BEGIN Source data
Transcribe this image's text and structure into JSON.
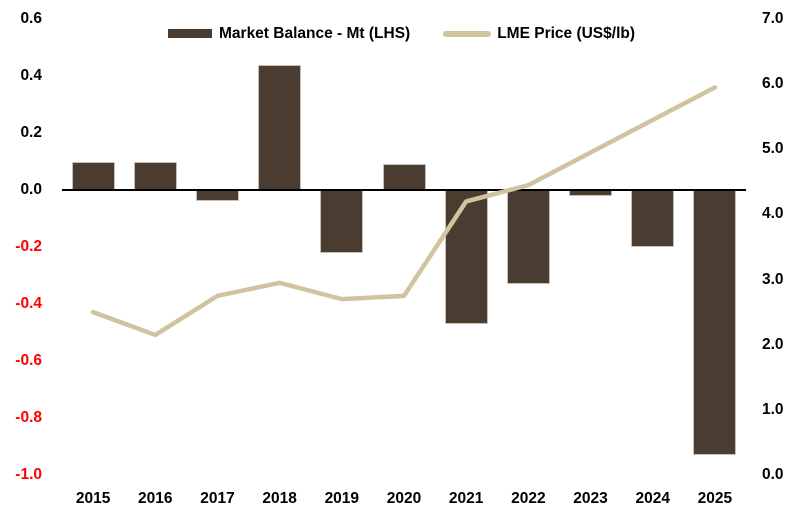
{
  "chart_data": {
    "type": "bar-line-combo",
    "title": "",
    "grid": false,
    "legend_position": "top",
    "categories": [
      "2015",
      "2016",
      "2017",
      "2018",
      "2019",
      "2020",
      "2021",
      "2022",
      "2023",
      "2024",
      "2025"
    ],
    "series": [
      {
        "name": "Market Balance - Mt (LHS)",
        "chart_type": "bar",
        "axis": "left",
        "color": "#4A3C30",
        "values": [
          0.1,
          0.1,
          -0.04,
          0.44,
          -0.22,
          0.09,
          -0.47,
          -0.33,
          -0.02,
          -0.2,
          -0.93
        ]
      },
      {
        "name": "LME Price (US$/lb)",
        "chart_type": "line",
        "axis": "right",
        "color": "#D2C3A0",
        "values": [
          2.5,
          2.15,
          2.75,
          2.95,
          2.7,
          2.75,
          4.2,
          4.45,
          4.95,
          5.45,
          5.95
        ]
      }
    ],
    "axes": {
      "left": {
        "min": -1.0,
        "max": 0.6,
        "step": 0.2,
        "tick_labels": [
          "0.6",
          "0.4",
          "0.2",
          "0.0",
          "-0.2",
          "-0.4",
          "-0.6",
          "-0.8",
          "-1.0"
        ],
        "tick_color": "#000000",
        "negative_tick_color": "#FF0000"
      },
      "right": {
        "min": 0.0,
        "max": 7.0,
        "step": 1.0,
        "tick_labels": [
          "7.0",
          "6.0",
          "5.0",
          "4.0",
          "3.0",
          "2.0",
          "1.0",
          "0.0"
        ],
        "tick_color": "#000000"
      }
    },
    "zero_axis_line_color": "#000000",
    "background_color": "#FFFFFF"
  }
}
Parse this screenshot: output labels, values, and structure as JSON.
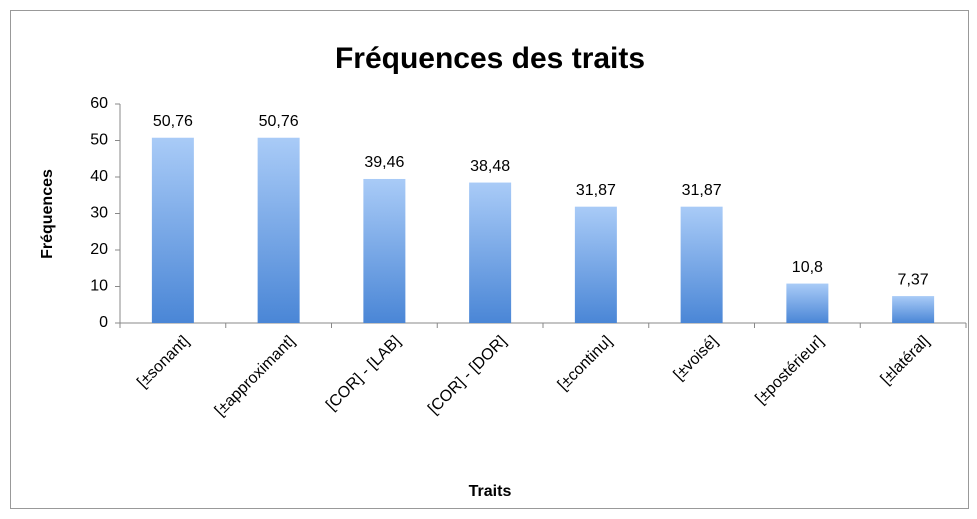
{
  "chart_data": {
    "type": "bar",
    "title": "Fréquences des traits",
    "x_label": "Traits",
    "y_label": "Fréquences",
    "categories": [
      "[±sonant]",
      "[±approximant]",
      "[COR] - [LAB]",
      "[COR] - [DOR]",
      "[±continu]",
      "[±voisé]",
      "[±postérieur]",
      "[±latéral]"
    ],
    "values": [
      50.76,
      50.76,
      39.46,
      38.48,
      31.87,
      31.87,
      10.8,
      7.37
    ],
    "value_labels": [
      "50,76",
      "50,76",
      "39,46",
      "38,48",
      "31,87",
      "31,87",
      "10,8",
      "7,37"
    ],
    "color": "#4a86d6",
    "ylim": [
      0,
      60
    ],
    "yticks": [
      0,
      10,
      20,
      30,
      40,
      50,
      60
    ],
    "grid": false
  }
}
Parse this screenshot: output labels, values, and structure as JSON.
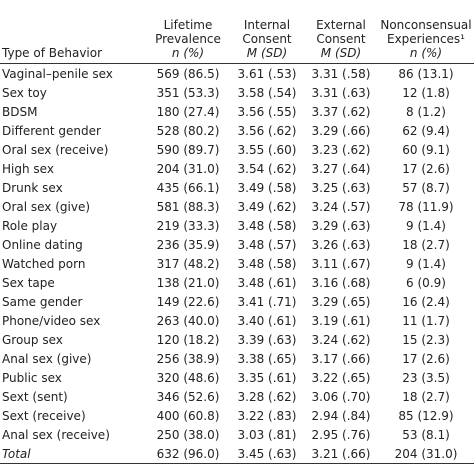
{
  "table": {
    "columns": [
      {
        "title": [],
        "unit": "Type of Behavior"
      },
      {
        "title": [
          "Lifetime",
          "Prevalence"
        ],
        "unit": "n (%)"
      },
      {
        "title": [
          "Internal",
          "Consent"
        ],
        "unit": "M (SD)"
      },
      {
        "title": [
          "External",
          "Consent"
        ],
        "unit": "M (SD)"
      },
      {
        "title": [
          "Nonconsensual",
          "Experiences¹"
        ],
        "unit": "n (%)"
      }
    ],
    "rows": [
      [
        "Vaginal–penile sex",
        "569 (86.5)",
        "3.61 (.53)",
        "3.31 (.58)",
        "86 (13.1)"
      ],
      [
        "Sex toy",
        "351 (53.3)",
        "3.58 (.54)",
        "3.31 (.63)",
        "12 (1.8)"
      ],
      [
        "BDSM",
        "180 (27.4)",
        "3.56 (.55)",
        "3.37 (.62)",
        "8 (1.2)"
      ],
      [
        "Different gender",
        "528 (80.2)",
        "3.56 (.62)",
        "3.29 (.66)",
        "62 (9.4)"
      ],
      [
        "Oral sex (receive)",
        "590 (89.7)",
        "3.55 (.60)",
        "3.23 (.62)",
        "60 (9.1)"
      ],
      [
        "High sex",
        "204 (31.0)",
        "3.54 (.62)",
        "3.27 (.64)",
        "17 (2.6)"
      ],
      [
        "Drunk sex",
        "435 (66.1)",
        "3.49 (.58)",
        "3.25 (.63)",
        "57 (8.7)"
      ],
      [
        "Oral sex (give)",
        "581 (88.3)",
        "3.49 (.62)",
        "3.24 (.57)",
        "78 (11.9)"
      ],
      [
        "Role play",
        "219 (33.3)",
        "3.48 (.58)",
        "3.29 (.63)",
        "9 (1.4)"
      ],
      [
        "Online dating",
        "236 (35.9)",
        "3.48 (.57)",
        "3.26 (.63)",
        "18 (2.7)"
      ],
      [
        "Watched porn",
        "317 (48.2)",
        "3.48 (.58)",
        "3.11 (.67)",
        "9 (1.4)"
      ],
      [
        "Sex tape",
        "138 (21.0)",
        "3.48 (.61)",
        "3.16 (.68)",
        "6 (0.9)"
      ],
      [
        "Same gender",
        "149 (22.6)",
        "3.41 (.71)",
        "3.29 (.65)",
        "16 (2.4)"
      ],
      [
        "Phone/video sex",
        "263 (40.0)",
        "3.40 (.61)",
        "3.19 (.61)",
        "11 (1.7)"
      ],
      [
        "Group sex",
        "120 (18.2)",
        "3.39 (.63)",
        "3.24 (.62)",
        "15 (2.3)"
      ],
      [
        "Anal sex (give)",
        "256 (38.9)",
        "3.38 (.65)",
        "3.17 (.66)",
        "17 (2.6)"
      ],
      [
        "Public sex",
        "320 (48.6)",
        "3.35 (.61)",
        "3.22 (.65)",
        "23 (3.5)"
      ],
      [
        "Sext (sent)",
        "346 (52.6)",
        "3.28 (.62)",
        "3.06 (.70)",
        "18 (2.7)"
      ],
      [
        "Sext (receive)",
        "400 (60.8)",
        "3.22 (.83)",
        "2.94 (.84)",
        "85 (12.9)"
      ],
      [
        "Anal sex (receive)",
        "250 (38.0)",
        "3.03 (.81)",
        "2.95 (.76)",
        "53 (8.1)"
      ]
    ],
    "total": [
      "Total",
      "632 (96.0)",
      "3.45 (.63)",
      "3.21 (.66)",
      "204 (31.0)"
    ]
  }
}
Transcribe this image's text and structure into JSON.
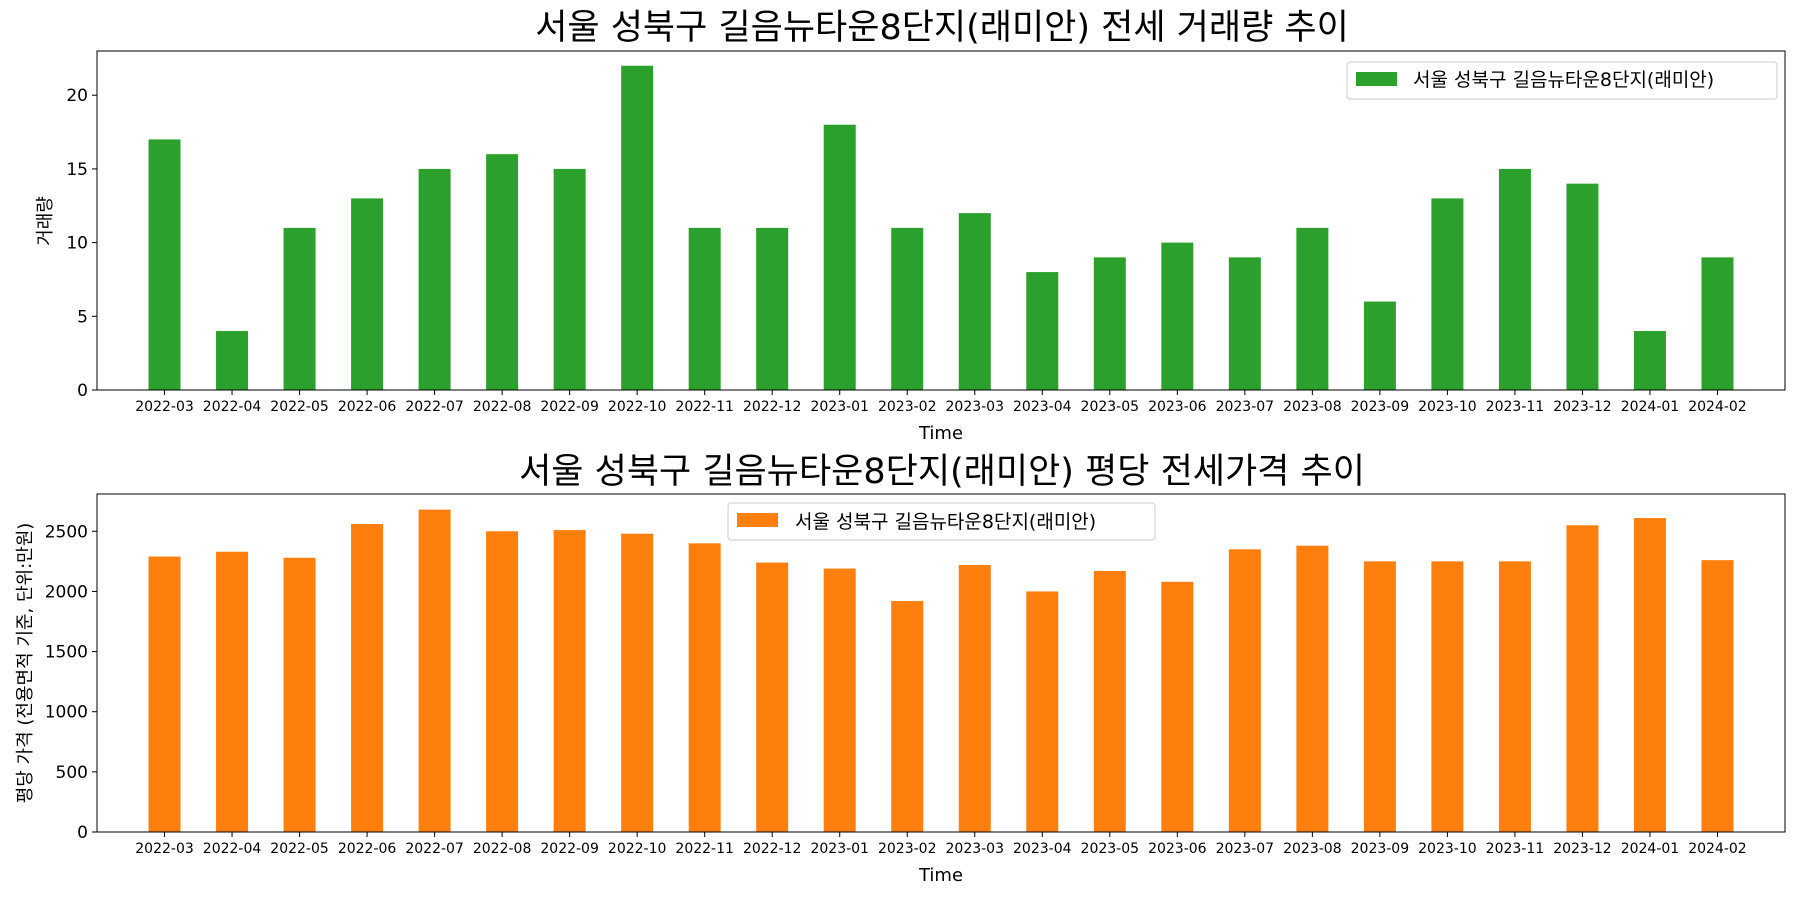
{
  "chart_data": [
    {
      "type": "bar",
      "title": "서울 성북구 길음뉴타운8단지(래미안) 전세 거래량 추이",
      "xlabel": "Time",
      "ylabel": "거래량",
      "ylim": [
        0,
        23
      ],
      "yticks": [
        0,
        5,
        10,
        15,
        20
      ],
      "legend_position": "top-right",
      "color": "#2ca02c",
      "categories": [
        "2022-03",
        "2022-04",
        "2022-05",
        "2022-06",
        "2022-07",
        "2022-08",
        "2022-09",
        "2022-10",
        "2022-11",
        "2022-12",
        "2023-01",
        "2023-02",
        "2023-03",
        "2023-04",
        "2023-05",
        "2023-06",
        "2023-07",
        "2023-08",
        "2023-09",
        "2023-10",
        "2023-11",
        "2023-12",
        "2024-01",
        "2024-02"
      ],
      "series": [
        {
          "name": "서울 성북구 길음뉴타운8단지(래미안)",
          "values": [
            17,
            4,
            11,
            13,
            15,
            16,
            15,
            22,
            11,
            11,
            18,
            11,
            12,
            8,
            9,
            10,
            9,
            11,
            6,
            13,
            15,
            14,
            4,
            9
          ]
        }
      ]
    },
    {
      "type": "bar",
      "title": "서울 성북구 길음뉴타운8단지(래미안) 평당 전세가격 추이",
      "xlabel": "Time",
      "ylabel": "평당 가격 (전용면적 기준, 단위:만원)",
      "ylim": [
        0,
        2810
      ],
      "yticks": [
        0,
        500,
        1000,
        1500,
        2000,
        2500
      ],
      "legend_position": "top-center",
      "color": "#ff7f0e",
      "categories": [
        "2022-03",
        "2022-04",
        "2022-05",
        "2022-06",
        "2022-07",
        "2022-08",
        "2022-09",
        "2022-10",
        "2022-11",
        "2022-12",
        "2023-01",
        "2023-02",
        "2023-03",
        "2023-04",
        "2023-05",
        "2023-06",
        "2023-07",
        "2023-08",
        "2023-09",
        "2023-10",
        "2023-11",
        "2023-12",
        "2024-01",
        "2024-02"
      ],
      "series": [
        {
          "name": "서울 성북구 길음뉴타운8단지(래미안)",
          "values": [
            2290,
            2330,
            2280,
            2560,
            2680,
            2500,
            2510,
            2480,
            2400,
            2240,
            2190,
            1920,
            2220,
            2000,
            2170,
            2080,
            2350,
            2380,
            2250,
            2250,
            2250,
            2550,
            2610,
            2260
          ]
        }
      ]
    }
  ]
}
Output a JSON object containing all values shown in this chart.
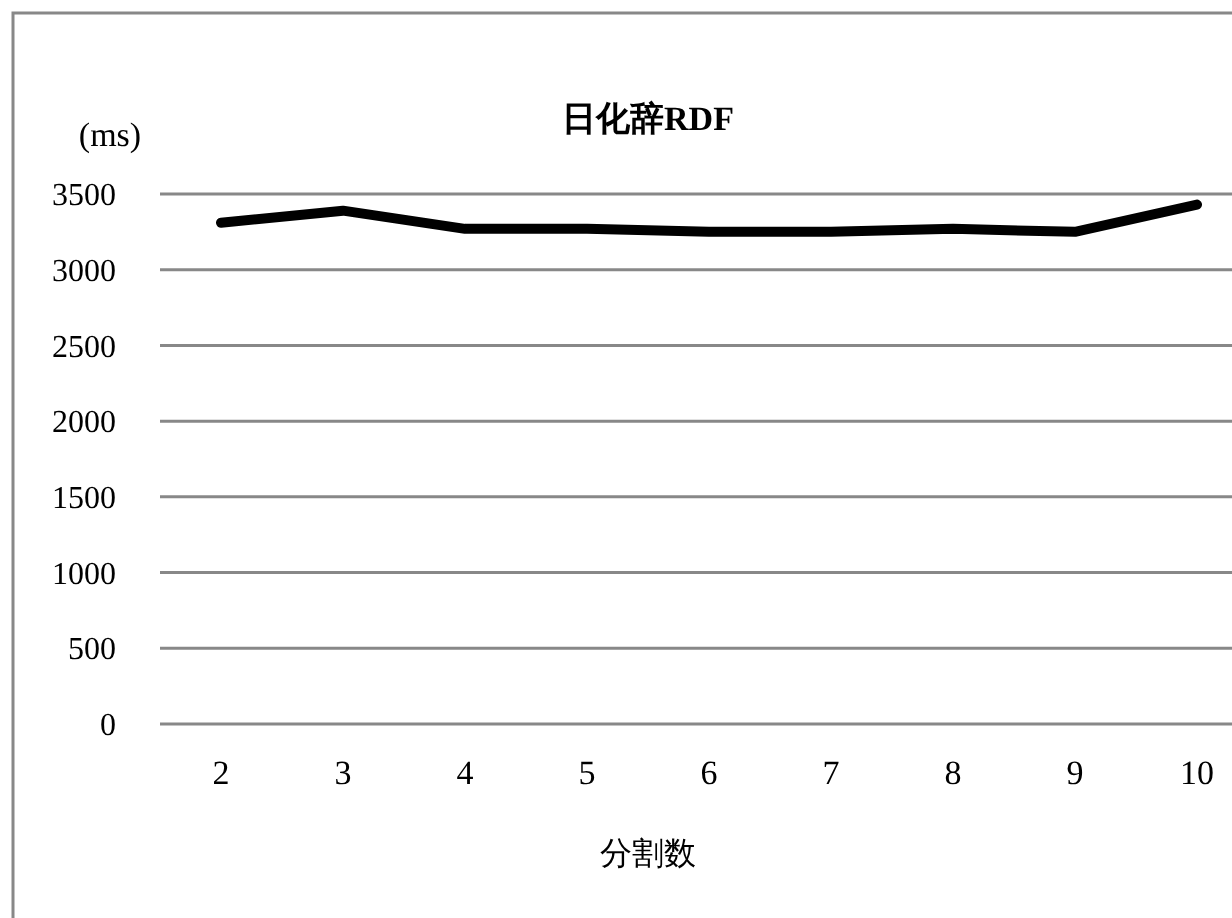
{
  "chart_data": {
    "type": "line",
    "title": "日化辞RDF",
    "ylabel": "(ms)",
    "xlabel": "分割数",
    "categories": [
      "2",
      "3",
      "4",
      "5",
      "6",
      "7",
      "8",
      "9",
      "10"
    ],
    "series": [
      {
        "color": "#000000",
        "values": [
          3310,
          3390,
          3270,
          3270,
          3250,
          3250,
          3270,
          3250,
          3430
        ]
      }
    ],
    "ylim": [
      0,
      3500
    ],
    "yticks": [
      0,
      500,
      1000,
      1500,
      2000,
      2500,
      3000,
      3500
    ],
    "grid": "y",
    "marker": "none",
    "line_style": "solid"
  }
}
END Source data
[What this task involves] How many of the lines above include the string "Fréquences"? Answer with the number only.

[Output of the task] 2